- _The problem_:
Copy out all lines with the word "مسعود" in them.

>> BEGIN Data for processing

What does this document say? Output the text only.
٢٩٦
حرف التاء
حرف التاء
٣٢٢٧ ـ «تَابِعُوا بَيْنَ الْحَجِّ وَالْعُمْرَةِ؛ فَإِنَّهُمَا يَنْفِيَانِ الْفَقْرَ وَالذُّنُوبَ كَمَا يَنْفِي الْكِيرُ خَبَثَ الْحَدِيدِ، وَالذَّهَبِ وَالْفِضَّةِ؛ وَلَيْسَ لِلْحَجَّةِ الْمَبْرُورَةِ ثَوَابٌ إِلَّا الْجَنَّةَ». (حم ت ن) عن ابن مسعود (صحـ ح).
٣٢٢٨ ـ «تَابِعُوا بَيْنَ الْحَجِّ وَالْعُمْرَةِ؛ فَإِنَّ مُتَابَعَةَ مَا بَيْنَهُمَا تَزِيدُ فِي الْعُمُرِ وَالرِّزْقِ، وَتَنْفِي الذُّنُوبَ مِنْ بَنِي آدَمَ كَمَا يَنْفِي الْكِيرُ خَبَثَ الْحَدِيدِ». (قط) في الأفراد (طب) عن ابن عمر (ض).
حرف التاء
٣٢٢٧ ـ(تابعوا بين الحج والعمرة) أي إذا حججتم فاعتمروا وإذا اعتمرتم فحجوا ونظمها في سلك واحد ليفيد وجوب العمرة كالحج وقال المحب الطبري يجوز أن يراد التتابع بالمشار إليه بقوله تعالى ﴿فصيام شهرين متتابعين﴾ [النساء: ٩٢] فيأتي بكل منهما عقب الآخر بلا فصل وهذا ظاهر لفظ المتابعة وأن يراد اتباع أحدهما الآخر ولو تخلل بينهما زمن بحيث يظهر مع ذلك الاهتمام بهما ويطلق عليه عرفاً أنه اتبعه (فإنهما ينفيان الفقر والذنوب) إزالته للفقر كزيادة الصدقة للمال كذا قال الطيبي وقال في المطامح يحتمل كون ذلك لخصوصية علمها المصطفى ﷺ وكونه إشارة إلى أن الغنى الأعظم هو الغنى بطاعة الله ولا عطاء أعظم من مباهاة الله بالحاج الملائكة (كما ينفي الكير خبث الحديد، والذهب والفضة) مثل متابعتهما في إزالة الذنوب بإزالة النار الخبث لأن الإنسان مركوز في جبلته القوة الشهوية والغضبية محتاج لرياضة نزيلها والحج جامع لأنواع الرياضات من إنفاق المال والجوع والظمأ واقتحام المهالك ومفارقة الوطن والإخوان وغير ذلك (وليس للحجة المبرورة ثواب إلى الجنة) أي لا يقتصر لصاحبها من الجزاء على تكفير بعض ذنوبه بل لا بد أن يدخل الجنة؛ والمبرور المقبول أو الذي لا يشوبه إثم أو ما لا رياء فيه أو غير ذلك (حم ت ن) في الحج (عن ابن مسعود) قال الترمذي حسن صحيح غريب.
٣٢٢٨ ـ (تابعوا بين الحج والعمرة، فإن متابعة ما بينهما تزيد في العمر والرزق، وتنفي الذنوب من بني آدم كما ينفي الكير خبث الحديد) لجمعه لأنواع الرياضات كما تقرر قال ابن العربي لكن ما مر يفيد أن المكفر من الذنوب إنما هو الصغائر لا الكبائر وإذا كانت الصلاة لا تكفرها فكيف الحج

>> END Data for processing
>> BEGIN Data for processing

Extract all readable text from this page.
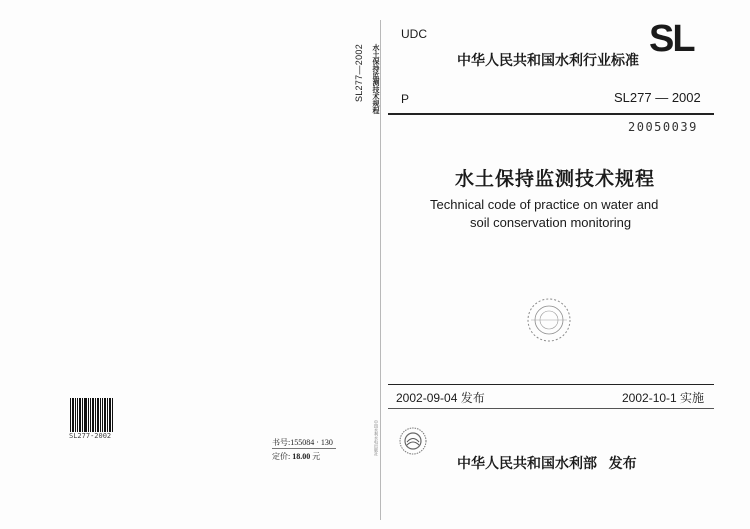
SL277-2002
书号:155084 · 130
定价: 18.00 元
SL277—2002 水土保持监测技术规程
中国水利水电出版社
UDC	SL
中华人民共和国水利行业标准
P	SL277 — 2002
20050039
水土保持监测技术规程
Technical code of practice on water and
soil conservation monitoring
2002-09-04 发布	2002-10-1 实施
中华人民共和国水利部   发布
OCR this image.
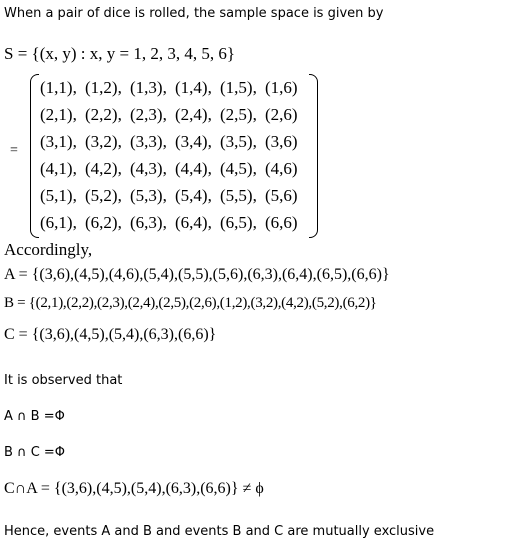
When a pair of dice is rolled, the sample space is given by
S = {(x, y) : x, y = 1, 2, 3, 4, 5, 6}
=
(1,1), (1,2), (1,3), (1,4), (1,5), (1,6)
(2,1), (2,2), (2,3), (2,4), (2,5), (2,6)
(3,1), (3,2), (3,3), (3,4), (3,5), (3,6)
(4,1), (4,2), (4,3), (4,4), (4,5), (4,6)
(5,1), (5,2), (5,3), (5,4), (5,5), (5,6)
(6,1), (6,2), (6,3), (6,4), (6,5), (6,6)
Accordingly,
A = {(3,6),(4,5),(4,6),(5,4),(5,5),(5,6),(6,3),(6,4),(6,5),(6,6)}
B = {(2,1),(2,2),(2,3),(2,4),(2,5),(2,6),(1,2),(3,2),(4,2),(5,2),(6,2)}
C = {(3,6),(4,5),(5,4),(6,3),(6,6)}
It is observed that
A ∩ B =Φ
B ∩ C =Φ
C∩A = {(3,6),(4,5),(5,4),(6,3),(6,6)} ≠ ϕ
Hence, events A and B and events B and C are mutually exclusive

>> END Data for processing

- _Answer to this problem_:
٣٢٢٧ ـ «تَابِعُوا بَيْنَ الْحَجِّ وَالْعُمْرَةِ؛ فَإِنَّهُمَا يَنْفِيَانِ الْفَقْرَ وَالذُّنُوبَ كَمَا يَنْفِي الْكِيرُ خَبَثَ الْحَدِيدِ، وَالذَّهَبِ وَالْفِضَّةِ؛ وَلَيْسَ لِلْحَجَّةِ الْمَبْرُورَةِ ثَوَابٌ إِلَّا الْجَنَّةَ». (حم ت ن) عن ابن مسعود (صحـ ح).
٣٢٢٧ ـ(تابعوا بين الحج والعمرة) أي إذا حججتم فاعتمروا وإذا اعتمرتم فحجوا ونظمها في سلك واحد ليفيد وجوب العمرة كالحج وقال المحب الطبري يجوز أن يراد التتابع بالمشار إليه بقوله تعالى ﴿فصيام شهرين متتابعين﴾ [النساء: ٩٢] فيأتي بكل منهما عقب الآخر بلا فصل وهذا ظاهر لفظ المتابعة وأن يراد اتباع أحدهما الآخر ولو تخلل بينهما زمن بحيث يظهر مع ذلك الاهتمام بهما ويطلق عليه عرفاً أنه اتبعه (فإنهما ينفيان الفقر والذنوب) إزالته للفقر كزيادة الصدقة للمال كذا قال الطيبي وقال في المطامح يحتمل كون ذلك لخصوصية علمها المصطفى ﷺ وكونه إشارة إلى أن الغنى الأعظم هو الغنى بطاعة الله ولا عطاء أعظم من مباهاة الله بالحاج الملائكة (كما ينفي الكير خبث الحديد، والذهب والفضة) مثل متابعتهما في إزالة الذنوب بإزالة النار الخبث لأن الإنسان مركوز في جبلته القوة الشهوية والغضبية محتاج لرياضة نزيلها والحج جامع لأنواع الرياضات من إنفاق المال والجوع والظمأ واقتحام المهالك ومفارقة الوطن والإخوان وغير ذلك (وليس للحجة المبرورة ثواب إلى الجنة) أي لا يقتصر لصاحبها من الجزاء على تكفير بعض ذنوبه بل لا بد أن يدخل الجنة؛ والمبرور المقبول أو الذي لا يشوبه إثم أو ما لا رياء فيه أو غير ذلك (حم ت ن) في الحج (عن ابن مسعود) قال الترمذي حسن صحيح غريب.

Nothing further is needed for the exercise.